Task brief
Extract each line bearing the word "training".

The data
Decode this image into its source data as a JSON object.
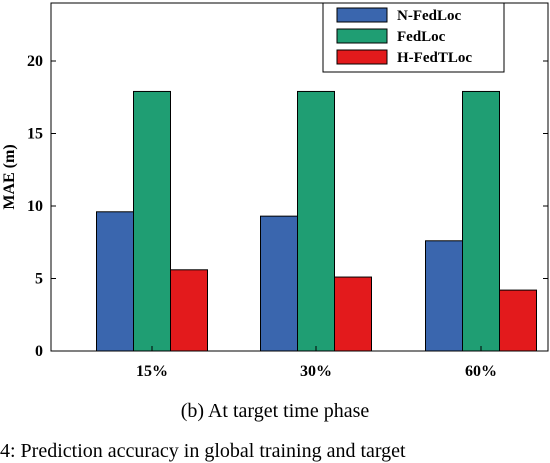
{
  "chart_data": {
    "type": "bar",
    "categories": [
      "15%",
      "30%",
      "60%"
    ],
    "series": [
      {
        "name": "N-FedLoc",
        "values": [
          9.6,
          9.3,
          7.6
        ],
        "color": "#3a66ae"
      },
      {
        "name": "FedLoc",
        "values": [
          17.9,
          17.9,
          17.9
        ],
        "color": "#1f9e73"
      },
      {
        "name": "H-FedTLoc",
        "values": [
          5.6,
          5.1,
          4.2
        ],
        "color": "#e31a1c"
      }
    ],
    "ylabel": "MAE (m)",
    "xlabel": "",
    "ylim": [
      0,
      24
    ],
    "yticks": [
      0,
      5,
      10,
      15,
      20
    ],
    "legend_position": "top-right",
    "grid": false
  },
  "caption": "(b) At target time phase",
  "footnote": "4: Prediction accuracy in global training and target"
}
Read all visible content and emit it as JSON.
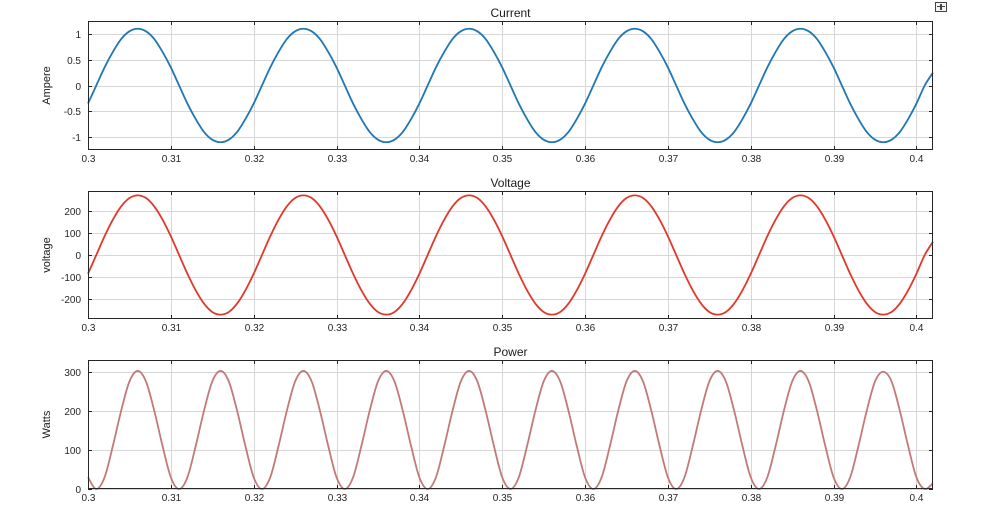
{
  "toolbar": {
    "icon": "dock-axes-icon"
  },
  "chart_data": [
    {
      "type": "line",
      "title": "Current",
      "xlabel": "",
      "ylabel": "Ampere",
      "xlim": [
        0.3,
        0.402
      ],
      "ylim": [
        -1.25,
        1.25
      ],
      "xticks": [
        0.3,
        0.31,
        0.32,
        0.33,
        0.34,
        0.35,
        0.36,
        0.37,
        0.38,
        0.39,
        0.4
      ],
      "yticks": [
        -1,
        -0.5,
        0,
        0.5,
        1
      ],
      "grid": true,
      "color": "#1f77b4",
      "series": [
        {
          "name": "",
          "x": [
            0.3,
            0.301,
            0.302,
            0.303,
            0.304,
            0.305,
            0.306,
            0.307,
            0.308,
            0.309,
            0.31,
            0.311,
            0.312,
            0.313,
            0.314,
            0.315,
            0.316,
            0.317,
            0.318,
            0.319,
            0.32,
            0.321,
            0.322,
            0.323,
            0.324,
            0.325,
            0.326,
            0.327,
            0.328,
            0.329,
            0.33,
            0.331,
            0.332,
            0.333,
            0.334,
            0.335,
            0.336,
            0.337,
            0.338,
            0.339,
            0.34,
            0.341,
            0.342,
            0.343,
            0.344,
            0.345,
            0.346,
            0.347,
            0.348,
            0.349,
            0.35,
            0.351,
            0.352,
            0.353,
            0.354,
            0.355,
            0.356,
            0.357,
            0.358,
            0.359,
            0.36,
            0.361,
            0.362,
            0.363,
            0.364,
            0.365,
            0.366,
            0.367,
            0.368,
            0.369,
            0.37,
            0.371,
            0.372,
            0.373,
            0.374,
            0.375,
            0.376,
            0.377,
            0.378,
            0.379,
            0.38,
            0.381,
            0.382,
            0.383,
            0.384,
            0.385,
            0.386,
            0.387,
            0.388,
            0.389,
            0.39,
            0.391,
            0.392,
            0.393,
            0.394,
            0.395,
            0.396,
            0.397,
            0.398,
            0.399,
            0.4,
            0.401,
            0.402
          ],
          "y": [
            -0.35,
            0,
            0.35,
            0.65,
            0.9,
            1.05,
            1.1,
            1.05,
            0.9,
            0.65,
            0.35,
            0,
            -0.35,
            -0.65,
            -0.9,
            -1.05,
            -1.1,
            -1.05,
            -0.9,
            -0.65,
            -0.35,
            0,
            0.35,
            0.65,
            0.9,
            1.05,
            1.1,
            1.05,
            0.9,
            0.65,
            0.35,
            0,
            -0.35,
            -0.65,
            -0.9,
            -1.05,
            -1.1,
            -1.05,
            -0.9,
            -0.65,
            -0.35,
            0,
            0.35,
            0.65,
            0.9,
            1.05,
            1.1,
            1.05,
            0.9,
            0.65,
            0.35,
            0,
            -0.35,
            -0.65,
            -0.9,
            -1.05,
            -1.1,
            -1.05,
            -0.9,
            -0.65,
            -0.35,
            0,
            0.35,
            0.65,
            0.9,
            1.05,
            1.1,
            1.05,
            0.9,
            0.65,
            0.35,
            0,
            -0.35,
            -0.65,
            -0.9,
            -1.05,
            -1.1,
            -1.05,
            -0.9,
            -0.65,
            -0.35,
            0,
            0.35,
            0.65,
            0.9,
            1.05,
            1.1,
            1.05,
            0.9,
            0.65,
            0.35,
            0,
            -0.35,
            -0.65,
            -0.9,
            -1.05,
            -1.1,
            -1.05,
            -0.9,
            -0.65,
            -0.35,
            0,
            0.25
          ]
        }
      ]
    },
    {
      "type": "line",
      "title": "Voltage",
      "xlabel": "",
      "ylabel": "voltage",
      "xlim": [
        0.3,
        0.402
      ],
      "ylim": [
        -290,
        290
      ],
      "xticks": [
        0.3,
        0.31,
        0.32,
        0.33,
        0.34,
        0.35,
        0.36,
        0.37,
        0.38,
        0.39,
        0.4
      ],
      "yticks": [
        -200,
        -100,
        0,
        100,
        200
      ],
      "grid": true,
      "color": "#e0392b",
      "series": [
        {
          "name": "",
          "x": [
            0.3,
            0.301,
            0.302,
            0.303,
            0.304,
            0.305,
            0.306,
            0.307,
            0.308,
            0.309,
            0.31,
            0.311,
            0.312,
            0.313,
            0.314,
            0.315,
            0.316,
            0.317,
            0.318,
            0.319,
            0.32,
            0.321,
            0.322,
            0.323,
            0.324,
            0.325,
            0.326,
            0.327,
            0.328,
            0.329,
            0.33,
            0.331,
            0.332,
            0.333,
            0.334,
            0.335,
            0.336,
            0.337,
            0.338,
            0.339,
            0.34,
            0.341,
            0.342,
            0.343,
            0.344,
            0.345,
            0.346,
            0.347,
            0.348,
            0.349,
            0.35,
            0.351,
            0.352,
            0.353,
            0.354,
            0.355,
            0.356,
            0.357,
            0.358,
            0.359,
            0.36,
            0.361,
            0.362,
            0.363,
            0.364,
            0.365,
            0.366,
            0.367,
            0.368,
            0.369,
            0.37,
            0.371,
            0.372,
            0.373,
            0.374,
            0.375,
            0.376,
            0.377,
            0.378,
            0.379,
            0.38,
            0.381,
            0.382,
            0.383,
            0.384,
            0.385,
            0.386,
            0.387,
            0.388,
            0.389,
            0.39,
            0.391,
            0.392,
            0.393,
            0.394,
            0.395,
            0.396,
            0.397,
            0.398,
            0.399,
            0.4,
            0.401,
            0.402
          ],
          "y": [
            -85,
            0,
            85,
            160,
            220,
            258,
            270,
            258,
            220,
            160,
            85,
            0,
            -85,
            -160,
            -220,
            -258,
            -270,
            -258,
            -220,
            -160,
            -85,
            0,
            85,
            160,
            220,
            258,
            270,
            258,
            220,
            160,
            85,
            0,
            -85,
            -160,
            -220,
            -258,
            -270,
            -258,
            -220,
            -160,
            -85,
            0,
            85,
            160,
            220,
            258,
            270,
            258,
            220,
            160,
            85,
            0,
            -85,
            -160,
            -220,
            -258,
            -270,
            -258,
            -220,
            -160,
            -85,
            0,
            85,
            160,
            220,
            258,
            270,
            258,
            220,
            160,
            85,
            0,
            -85,
            -160,
            -220,
            -258,
            -270,
            -258,
            -220,
            -160,
            -85,
            0,
            85,
            160,
            220,
            258,
            270,
            258,
            220,
            160,
            85,
            0,
            -85,
            -160,
            -220,
            -258,
            -270,
            -258,
            -220,
            -160,
            -85,
            0,
            60
          ]
        }
      ]
    },
    {
      "type": "line",
      "title": "Power",
      "xlabel": "",
      "ylabel": "Watts",
      "xlim": [
        0.3,
        0.402
      ],
      "ylim": [
        0,
        330
      ],
      "xticks": [
        0.3,
        0.31,
        0.32,
        0.33,
        0.34,
        0.35,
        0.36,
        0.37,
        0.38,
        0.39,
        0.4
      ],
      "yticks": [
        0,
        100,
        200,
        300
      ],
      "grid": true,
      "color": "#c07a7a",
      "series": [
        {
          "name": "",
          "x": [
            0.3,
            0.301,
            0.302,
            0.303,
            0.304,
            0.305,
            0.306,
            0.307,
            0.308,
            0.309,
            0.31,
            0.311,
            0.312,
            0.313,
            0.314,
            0.315,
            0.316,
            0.317,
            0.318,
            0.319,
            0.32,
            0.321,
            0.322,
            0.323,
            0.324,
            0.325,
            0.326,
            0.327,
            0.328,
            0.329,
            0.33,
            0.331,
            0.332,
            0.333,
            0.334,
            0.335,
            0.336,
            0.337,
            0.338,
            0.339,
            0.34,
            0.341,
            0.342,
            0.343,
            0.344,
            0.345,
            0.346,
            0.347,
            0.348,
            0.349,
            0.35,
            0.351,
            0.352,
            0.353,
            0.354,
            0.355,
            0.356,
            0.357,
            0.358,
            0.359,
            0.36,
            0.361,
            0.362,
            0.363,
            0.364,
            0.365,
            0.366,
            0.367,
            0.368,
            0.369,
            0.37,
            0.371,
            0.372,
            0.373,
            0.374,
            0.375,
            0.376,
            0.377,
            0.378,
            0.379,
            0.38,
            0.381,
            0.382,
            0.383,
            0.384,
            0.385,
            0.386,
            0.387,
            0.388,
            0.389,
            0.39,
            0.391,
            0.392,
            0.393,
            0.394,
            0.395,
            0.396,
            0.397,
            0.398,
            0.399,
            0.4,
            0.401,
            0.402
          ],
          "y": [
            30,
            0,
            30,
            110,
            200,
            275,
            302,
            275,
            200,
            110,
            30,
            0,
            30,
            110,
            200,
            275,
            302,
            275,
            200,
            110,
            30,
            0,
            30,
            110,
            200,
            275,
            302,
            275,
            200,
            110,
            30,
            0,
            30,
            110,
            200,
            275,
            302,
            275,
            200,
            110,
            30,
            0,
            30,
            110,
            200,
            275,
            302,
            275,
            200,
            110,
            30,
            0,
            30,
            110,
            200,
            275,
            302,
            275,
            200,
            110,
            30,
            0,
            30,
            110,
            200,
            275,
            302,
            275,
            200,
            110,
            30,
            0,
            30,
            110,
            200,
            275,
            302,
            275,
            200,
            110,
            30,
            0,
            30,
            110,
            200,
            275,
            302,
            275,
            200,
            110,
            30,
            0,
            30,
            110,
            200,
            275,
            300,
            275,
            200,
            110,
            30,
            0,
            15
          ]
        }
      ]
    }
  ]
}
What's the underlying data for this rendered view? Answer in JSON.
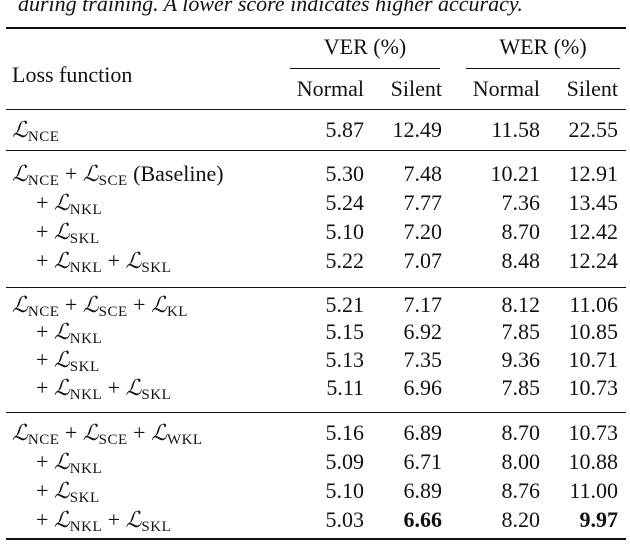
{
  "caption": "during training. A lower score indicates higher accuracy.",
  "header": {
    "loss_function": "Loss function",
    "ver": "VER (%)",
    "wer": "WER (%)",
    "normal": "Normal",
    "silent": "Silent"
  },
  "symbols": {
    "L": "ℒ",
    "plus": "+"
  },
  "subscripts": {
    "nce": "NCE",
    "sce": "SCE",
    "kl": "KL",
    "wkl": "WKL",
    "nkl": "NKL",
    "skl": "SKL"
  },
  "labels": {
    "baseline": "(Baseline)"
  },
  "rows": [
    {
      "ver_normal": "5.87",
      "ver_silent": "12.49",
      "wer_normal": "11.58",
      "wer_silent": "22.55"
    },
    {
      "ver_normal": "5.30",
      "ver_silent": "7.48",
      "wer_normal": "10.21",
      "wer_silent": "12.91"
    },
    {
      "ver_normal": "5.24",
      "ver_silent": "7.77",
      "wer_normal": "7.36",
      "wer_silent": "13.45"
    },
    {
      "ver_normal": "5.10",
      "ver_silent": "7.20",
      "wer_normal": "8.70",
      "wer_silent": "12.42"
    },
    {
      "ver_normal": "5.22",
      "ver_silent": "7.07",
      "wer_normal": "8.48",
      "wer_silent": "12.24"
    },
    {
      "ver_normal": "5.21",
      "ver_silent": "7.17",
      "wer_normal": "8.12",
      "wer_silent": "11.06"
    },
    {
      "ver_normal": "5.15",
      "ver_silent": "6.92",
      "wer_normal": "7.85",
      "wer_silent": "10.85"
    },
    {
      "ver_normal": "5.13",
      "ver_silent": "7.35",
      "wer_normal": "9.36",
      "wer_silent": "10.71"
    },
    {
      "ver_normal": "5.11",
      "ver_silent": "6.96",
      "wer_normal": "7.85",
      "wer_silent": "10.73"
    },
    {
      "ver_normal": "5.16",
      "ver_silent": "6.89",
      "wer_normal": "8.70",
      "wer_silent": "10.73"
    },
    {
      "ver_normal": "5.09",
      "ver_silent": "6.71",
      "wer_normal": "8.00",
      "wer_silent": "10.88"
    },
    {
      "ver_normal": "5.10",
      "ver_silent": "6.89",
      "wer_normal": "8.76",
      "wer_silent": "11.00"
    },
    {
      "ver_normal": "5.03",
      "ver_silent": "6.66",
      "wer_normal": "8.20",
      "wer_silent": "9.97"
    }
  ]
}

Result below
  "footnote": "4: Prediction accuracy in global training and target"
  "caption": "during training. A lower score indicates higher accuracy.",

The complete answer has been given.